- **What is needed**
Extract every line that contains the string "Home".
- - -
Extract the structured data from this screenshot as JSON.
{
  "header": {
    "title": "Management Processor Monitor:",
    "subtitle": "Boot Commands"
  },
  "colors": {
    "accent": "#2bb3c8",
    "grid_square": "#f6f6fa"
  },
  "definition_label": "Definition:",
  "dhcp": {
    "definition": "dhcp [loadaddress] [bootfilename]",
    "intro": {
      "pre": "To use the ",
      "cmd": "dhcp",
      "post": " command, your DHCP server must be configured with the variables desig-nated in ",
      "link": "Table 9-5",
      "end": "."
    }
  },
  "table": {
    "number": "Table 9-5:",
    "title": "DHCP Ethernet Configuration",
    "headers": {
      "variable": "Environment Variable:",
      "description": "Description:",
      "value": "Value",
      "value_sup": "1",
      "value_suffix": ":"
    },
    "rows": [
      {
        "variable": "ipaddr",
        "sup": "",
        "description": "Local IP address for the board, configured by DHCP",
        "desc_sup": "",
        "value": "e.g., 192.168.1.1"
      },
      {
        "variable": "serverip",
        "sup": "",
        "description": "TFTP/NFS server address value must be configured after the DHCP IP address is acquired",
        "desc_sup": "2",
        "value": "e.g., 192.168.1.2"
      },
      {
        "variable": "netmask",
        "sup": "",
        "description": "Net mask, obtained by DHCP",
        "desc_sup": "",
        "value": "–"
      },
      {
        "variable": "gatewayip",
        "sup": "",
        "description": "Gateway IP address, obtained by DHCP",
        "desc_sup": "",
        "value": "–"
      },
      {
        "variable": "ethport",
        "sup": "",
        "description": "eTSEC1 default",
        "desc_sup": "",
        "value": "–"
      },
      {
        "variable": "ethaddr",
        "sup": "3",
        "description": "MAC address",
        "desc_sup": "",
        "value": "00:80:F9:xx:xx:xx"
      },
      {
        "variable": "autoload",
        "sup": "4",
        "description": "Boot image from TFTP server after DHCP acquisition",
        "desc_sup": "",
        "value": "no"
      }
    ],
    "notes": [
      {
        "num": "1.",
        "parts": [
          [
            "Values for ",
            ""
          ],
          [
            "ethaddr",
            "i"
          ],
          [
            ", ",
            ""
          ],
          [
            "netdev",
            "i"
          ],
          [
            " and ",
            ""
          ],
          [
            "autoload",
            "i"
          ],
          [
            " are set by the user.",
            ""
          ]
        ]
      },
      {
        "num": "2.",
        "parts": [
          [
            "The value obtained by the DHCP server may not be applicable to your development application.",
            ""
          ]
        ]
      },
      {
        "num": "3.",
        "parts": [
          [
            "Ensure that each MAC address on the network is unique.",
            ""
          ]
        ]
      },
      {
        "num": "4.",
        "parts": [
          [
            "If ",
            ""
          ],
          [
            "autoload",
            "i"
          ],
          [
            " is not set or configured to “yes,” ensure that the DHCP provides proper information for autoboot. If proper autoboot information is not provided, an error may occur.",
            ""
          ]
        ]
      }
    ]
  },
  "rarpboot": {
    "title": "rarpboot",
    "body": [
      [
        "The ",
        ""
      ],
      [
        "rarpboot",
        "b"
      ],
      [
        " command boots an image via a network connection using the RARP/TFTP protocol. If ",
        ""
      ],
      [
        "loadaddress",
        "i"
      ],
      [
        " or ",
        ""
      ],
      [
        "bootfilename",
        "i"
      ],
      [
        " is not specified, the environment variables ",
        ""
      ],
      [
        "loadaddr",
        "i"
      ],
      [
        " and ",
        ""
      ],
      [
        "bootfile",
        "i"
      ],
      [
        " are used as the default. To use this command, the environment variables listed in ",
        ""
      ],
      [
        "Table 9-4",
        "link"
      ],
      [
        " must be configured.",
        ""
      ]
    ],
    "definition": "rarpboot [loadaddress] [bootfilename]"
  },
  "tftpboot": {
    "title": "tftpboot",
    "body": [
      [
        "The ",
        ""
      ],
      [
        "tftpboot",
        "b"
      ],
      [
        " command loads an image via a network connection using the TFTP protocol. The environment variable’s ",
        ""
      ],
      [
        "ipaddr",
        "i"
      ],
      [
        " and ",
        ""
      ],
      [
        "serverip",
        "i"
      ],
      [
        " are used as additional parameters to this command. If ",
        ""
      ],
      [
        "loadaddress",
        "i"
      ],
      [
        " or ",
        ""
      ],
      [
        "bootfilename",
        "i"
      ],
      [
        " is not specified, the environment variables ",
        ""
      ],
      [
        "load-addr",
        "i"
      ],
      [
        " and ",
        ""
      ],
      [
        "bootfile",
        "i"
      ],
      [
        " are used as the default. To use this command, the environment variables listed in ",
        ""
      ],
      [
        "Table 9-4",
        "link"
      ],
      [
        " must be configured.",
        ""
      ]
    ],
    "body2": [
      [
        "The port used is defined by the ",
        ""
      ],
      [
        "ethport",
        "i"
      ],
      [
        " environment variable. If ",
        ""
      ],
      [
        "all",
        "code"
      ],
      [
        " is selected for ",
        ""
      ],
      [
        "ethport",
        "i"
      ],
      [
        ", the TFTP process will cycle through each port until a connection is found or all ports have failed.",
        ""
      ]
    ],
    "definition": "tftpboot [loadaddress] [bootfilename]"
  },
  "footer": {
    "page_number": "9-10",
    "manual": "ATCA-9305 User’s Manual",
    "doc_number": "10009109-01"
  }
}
- - -
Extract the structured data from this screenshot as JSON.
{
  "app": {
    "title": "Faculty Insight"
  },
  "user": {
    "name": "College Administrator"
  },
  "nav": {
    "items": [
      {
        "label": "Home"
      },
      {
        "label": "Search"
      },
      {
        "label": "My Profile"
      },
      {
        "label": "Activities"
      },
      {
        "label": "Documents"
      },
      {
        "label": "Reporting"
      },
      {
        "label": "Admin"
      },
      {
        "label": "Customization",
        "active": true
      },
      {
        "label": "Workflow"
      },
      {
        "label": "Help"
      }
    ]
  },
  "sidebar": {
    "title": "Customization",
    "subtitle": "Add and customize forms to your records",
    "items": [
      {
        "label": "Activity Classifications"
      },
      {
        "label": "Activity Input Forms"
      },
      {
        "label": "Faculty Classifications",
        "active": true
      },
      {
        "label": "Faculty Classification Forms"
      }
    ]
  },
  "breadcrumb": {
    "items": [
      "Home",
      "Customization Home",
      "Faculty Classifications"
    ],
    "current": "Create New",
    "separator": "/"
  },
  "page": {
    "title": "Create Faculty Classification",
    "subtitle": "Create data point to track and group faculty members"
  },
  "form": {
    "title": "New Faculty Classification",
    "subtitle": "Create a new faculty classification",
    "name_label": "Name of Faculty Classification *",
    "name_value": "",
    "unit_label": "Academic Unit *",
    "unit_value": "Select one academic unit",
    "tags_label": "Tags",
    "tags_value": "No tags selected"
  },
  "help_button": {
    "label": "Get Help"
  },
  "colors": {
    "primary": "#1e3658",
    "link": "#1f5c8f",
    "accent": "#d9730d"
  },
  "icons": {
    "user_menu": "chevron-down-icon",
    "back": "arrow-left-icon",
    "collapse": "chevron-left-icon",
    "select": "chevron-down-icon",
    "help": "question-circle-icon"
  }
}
- - -
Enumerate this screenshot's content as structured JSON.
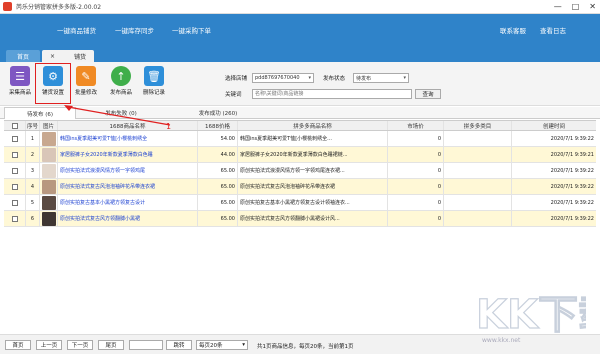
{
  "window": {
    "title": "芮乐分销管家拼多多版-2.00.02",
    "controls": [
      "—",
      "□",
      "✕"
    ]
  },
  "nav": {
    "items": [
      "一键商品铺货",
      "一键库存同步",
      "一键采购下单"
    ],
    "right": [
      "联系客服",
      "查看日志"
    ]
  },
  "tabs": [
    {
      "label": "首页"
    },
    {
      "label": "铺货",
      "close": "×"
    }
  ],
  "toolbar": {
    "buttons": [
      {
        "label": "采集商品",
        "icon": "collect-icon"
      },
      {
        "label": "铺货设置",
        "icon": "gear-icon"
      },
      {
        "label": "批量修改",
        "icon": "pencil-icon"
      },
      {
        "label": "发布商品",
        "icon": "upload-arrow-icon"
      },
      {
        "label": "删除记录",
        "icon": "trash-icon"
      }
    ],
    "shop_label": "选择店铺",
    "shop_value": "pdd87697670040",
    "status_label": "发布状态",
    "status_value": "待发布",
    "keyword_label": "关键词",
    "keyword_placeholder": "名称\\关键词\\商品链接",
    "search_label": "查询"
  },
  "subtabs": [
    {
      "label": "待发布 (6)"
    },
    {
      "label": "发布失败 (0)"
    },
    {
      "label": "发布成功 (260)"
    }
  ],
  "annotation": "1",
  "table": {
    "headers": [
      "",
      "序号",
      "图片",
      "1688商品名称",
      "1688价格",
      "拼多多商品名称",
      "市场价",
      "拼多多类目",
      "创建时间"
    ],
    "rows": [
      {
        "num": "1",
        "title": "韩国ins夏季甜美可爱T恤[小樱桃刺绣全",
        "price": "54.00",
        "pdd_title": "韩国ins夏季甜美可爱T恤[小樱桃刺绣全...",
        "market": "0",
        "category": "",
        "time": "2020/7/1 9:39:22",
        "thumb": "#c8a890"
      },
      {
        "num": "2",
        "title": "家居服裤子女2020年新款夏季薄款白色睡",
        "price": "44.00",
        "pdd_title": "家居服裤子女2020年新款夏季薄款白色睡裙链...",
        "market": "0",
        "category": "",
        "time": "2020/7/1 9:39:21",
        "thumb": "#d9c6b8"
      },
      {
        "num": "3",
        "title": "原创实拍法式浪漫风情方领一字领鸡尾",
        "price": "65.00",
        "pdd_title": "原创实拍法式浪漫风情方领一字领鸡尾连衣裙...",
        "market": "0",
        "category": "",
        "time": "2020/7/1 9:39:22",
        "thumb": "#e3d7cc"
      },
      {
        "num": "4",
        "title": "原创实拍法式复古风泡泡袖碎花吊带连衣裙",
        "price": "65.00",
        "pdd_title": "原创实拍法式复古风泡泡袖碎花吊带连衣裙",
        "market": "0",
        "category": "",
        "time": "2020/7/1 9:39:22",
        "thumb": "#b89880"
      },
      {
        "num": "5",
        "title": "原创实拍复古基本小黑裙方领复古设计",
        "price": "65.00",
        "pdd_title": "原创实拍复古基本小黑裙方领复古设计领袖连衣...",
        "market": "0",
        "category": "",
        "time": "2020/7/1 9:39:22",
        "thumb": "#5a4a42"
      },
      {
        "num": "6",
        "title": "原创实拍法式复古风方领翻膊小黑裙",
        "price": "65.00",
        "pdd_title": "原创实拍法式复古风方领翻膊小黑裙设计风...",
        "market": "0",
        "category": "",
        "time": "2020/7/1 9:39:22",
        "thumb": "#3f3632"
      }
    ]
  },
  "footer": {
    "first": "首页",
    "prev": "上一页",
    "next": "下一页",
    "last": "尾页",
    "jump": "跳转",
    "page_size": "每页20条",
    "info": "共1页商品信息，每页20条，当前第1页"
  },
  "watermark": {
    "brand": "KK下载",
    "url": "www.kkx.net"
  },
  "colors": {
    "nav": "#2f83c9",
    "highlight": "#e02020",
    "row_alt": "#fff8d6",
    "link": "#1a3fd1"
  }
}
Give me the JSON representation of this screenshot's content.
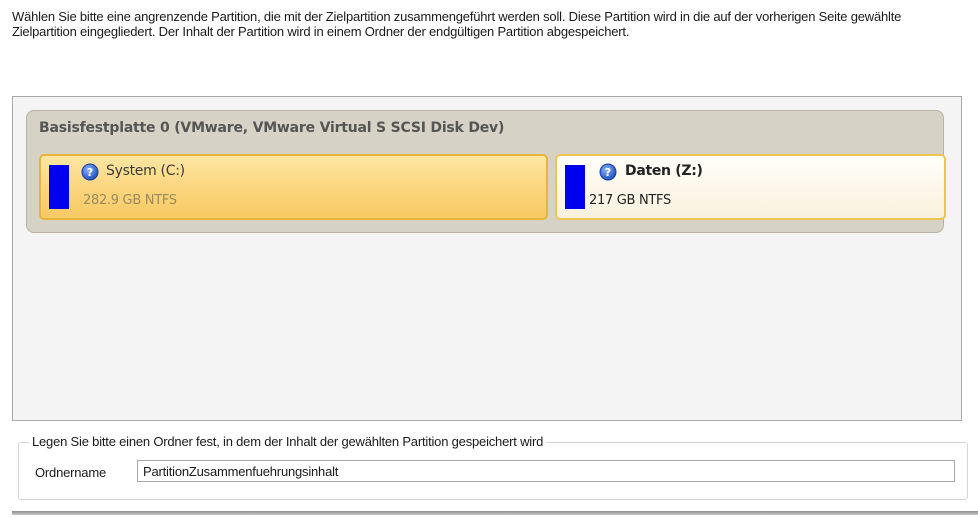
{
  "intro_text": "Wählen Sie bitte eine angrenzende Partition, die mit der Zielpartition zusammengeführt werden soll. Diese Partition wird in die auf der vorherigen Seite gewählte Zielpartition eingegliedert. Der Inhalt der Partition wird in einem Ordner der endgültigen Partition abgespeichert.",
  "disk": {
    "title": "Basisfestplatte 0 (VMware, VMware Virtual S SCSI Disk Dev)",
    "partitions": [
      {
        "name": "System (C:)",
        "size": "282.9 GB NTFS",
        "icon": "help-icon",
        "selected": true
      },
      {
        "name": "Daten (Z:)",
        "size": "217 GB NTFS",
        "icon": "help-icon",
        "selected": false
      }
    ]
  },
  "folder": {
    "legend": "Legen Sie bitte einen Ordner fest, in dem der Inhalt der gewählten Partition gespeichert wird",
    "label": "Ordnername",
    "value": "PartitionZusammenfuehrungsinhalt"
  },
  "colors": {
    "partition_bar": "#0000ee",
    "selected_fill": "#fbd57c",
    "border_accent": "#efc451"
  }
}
- - -
- **Written response**
        "label": "Home"
      "Home",
      "Customization Home",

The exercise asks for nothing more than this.